(Exercise prompt): Search the records for the word "this" and report each line that has it.

-- Start Stored data --

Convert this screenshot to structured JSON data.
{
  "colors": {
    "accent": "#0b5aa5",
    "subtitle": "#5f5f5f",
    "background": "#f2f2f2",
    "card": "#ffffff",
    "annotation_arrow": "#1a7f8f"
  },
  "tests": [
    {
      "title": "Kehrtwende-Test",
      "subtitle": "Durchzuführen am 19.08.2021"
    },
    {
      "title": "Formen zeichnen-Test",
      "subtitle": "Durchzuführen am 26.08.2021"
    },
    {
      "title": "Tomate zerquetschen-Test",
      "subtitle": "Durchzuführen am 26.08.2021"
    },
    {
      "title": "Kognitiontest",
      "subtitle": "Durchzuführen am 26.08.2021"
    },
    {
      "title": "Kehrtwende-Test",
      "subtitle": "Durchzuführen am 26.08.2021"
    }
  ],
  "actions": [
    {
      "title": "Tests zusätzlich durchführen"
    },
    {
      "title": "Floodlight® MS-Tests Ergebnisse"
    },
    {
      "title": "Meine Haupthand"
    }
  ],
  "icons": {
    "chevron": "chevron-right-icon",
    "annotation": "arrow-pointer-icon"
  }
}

-- End Stored data --
-- Start Stored data --

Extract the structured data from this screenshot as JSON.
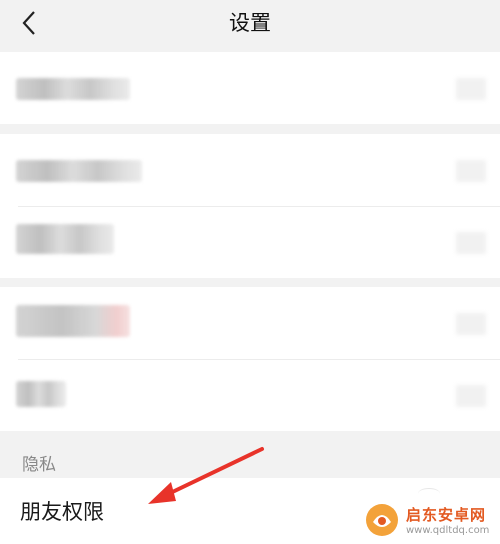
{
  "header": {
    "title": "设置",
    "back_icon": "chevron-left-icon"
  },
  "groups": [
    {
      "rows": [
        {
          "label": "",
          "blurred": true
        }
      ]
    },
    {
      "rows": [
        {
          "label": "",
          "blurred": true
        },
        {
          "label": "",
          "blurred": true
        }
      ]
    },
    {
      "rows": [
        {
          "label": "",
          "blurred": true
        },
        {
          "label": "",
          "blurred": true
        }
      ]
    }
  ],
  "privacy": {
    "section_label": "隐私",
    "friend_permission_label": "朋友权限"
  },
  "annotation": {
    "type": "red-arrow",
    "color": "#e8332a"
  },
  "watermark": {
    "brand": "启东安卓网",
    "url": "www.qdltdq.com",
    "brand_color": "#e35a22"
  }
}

-- End Stored data --

(The completed task):
Convert this screenshot to structured JSON data.
Extract the structured data from this screenshot as JSON.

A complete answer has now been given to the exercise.